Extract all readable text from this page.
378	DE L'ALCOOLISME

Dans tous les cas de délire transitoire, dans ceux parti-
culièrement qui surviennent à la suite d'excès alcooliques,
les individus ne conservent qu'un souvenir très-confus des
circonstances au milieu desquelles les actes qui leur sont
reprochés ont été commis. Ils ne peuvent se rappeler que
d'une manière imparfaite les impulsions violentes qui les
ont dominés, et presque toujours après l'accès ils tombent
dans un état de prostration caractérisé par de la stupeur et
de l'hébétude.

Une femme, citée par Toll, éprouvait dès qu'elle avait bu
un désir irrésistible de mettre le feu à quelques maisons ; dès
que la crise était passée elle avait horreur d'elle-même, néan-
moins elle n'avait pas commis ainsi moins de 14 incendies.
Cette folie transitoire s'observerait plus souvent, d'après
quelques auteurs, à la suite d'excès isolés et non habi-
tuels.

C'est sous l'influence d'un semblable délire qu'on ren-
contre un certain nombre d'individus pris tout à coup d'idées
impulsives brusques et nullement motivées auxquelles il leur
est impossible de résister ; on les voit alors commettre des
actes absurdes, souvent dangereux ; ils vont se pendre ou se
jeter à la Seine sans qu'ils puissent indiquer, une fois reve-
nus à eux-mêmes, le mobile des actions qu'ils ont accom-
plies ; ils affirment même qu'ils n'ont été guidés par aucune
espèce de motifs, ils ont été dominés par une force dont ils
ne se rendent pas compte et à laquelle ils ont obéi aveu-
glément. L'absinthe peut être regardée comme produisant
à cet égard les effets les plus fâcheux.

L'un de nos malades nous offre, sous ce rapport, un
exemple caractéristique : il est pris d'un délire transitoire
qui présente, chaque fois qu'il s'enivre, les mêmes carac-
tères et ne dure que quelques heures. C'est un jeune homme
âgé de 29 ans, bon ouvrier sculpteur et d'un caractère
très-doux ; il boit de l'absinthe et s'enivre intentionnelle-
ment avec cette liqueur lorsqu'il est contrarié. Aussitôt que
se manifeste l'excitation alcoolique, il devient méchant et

== Given instruction ==
Retype the listing above in full, with no alterations.

== Answer to this problem ==
Extract all readable text from this page.
378	DE L'ALCOOLISME

Dans tous les cas de délire transitoire, dans ceux parti-
culièrement qui surviennent à la suite d'excès alcooliques,
les individus ne conservent qu'un souvenir très-confus des
circonstances au milieu desquelles les actes qui leur sont
reprochés ont été commis. Ils ne peuvent se rappeler que
d'une manière imparfaite les impulsions violentes qui les
ont dominés, et presque toujours après l'accès ils tombent
dans un état de prostration caractérisé par de la stupeur et
de l'hébétude.

Une femme, citée par Toll, éprouvait dès qu'elle avait bu
un désir irrésistible de mettre le feu à quelques maisons ; dès
que la crise était passée elle avait horreur d'elle-même, néan-
moins elle n'avait pas commis ainsi moins de 14 incendies.
Cette folie transitoire s'observerait plus souvent, d'après
quelques auteurs, à la suite d'excès isolés et non habi-
tuels.

C'est sous l'influence d'un semblable délire qu'on ren-
contre un certain nombre d'individus pris tout à coup d'idées
impulsives brusques et nullement motivées auxquelles il leur
est impossible de résister ; on les voit alors commettre des
actes absurdes, souvent dangereux ; ils vont se pendre ou se
jeter à la Seine sans qu'ils puissent indiquer, une fois reve-
nus à eux-mêmes, le mobile des actions qu'ils ont accom-
plies ; ils affirment même qu'ils n'ont été guidés par aucune
espèce de motifs, ils ont été dominés par une force dont ils
ne se rendent pas compte et à laquelle ils ont obéi aveu-
glément. L'absinthe peut être regardée comme produisant
à cet égard les effets les plus fâcheux.

L'un de nos malades nous offre, sous ce rapport, un
exemple caractéristique : il est pris d'un délire transitoire
qui présente, chaque fois qu'il s'enivre, les mêmes carac-
tères et ne dure que quelques heures. C'est un jeune homme
âgé de 29 ans, bon ouvrier sculpteur et d'un caractère
très-doux ; il boit de l'absinthe et s'enivre intentionnelle-
ment avec cette liqueur lorsqu'il est contrarié. Aussitôt que
se manifeste l'excitation alcoolique, il devient méchant et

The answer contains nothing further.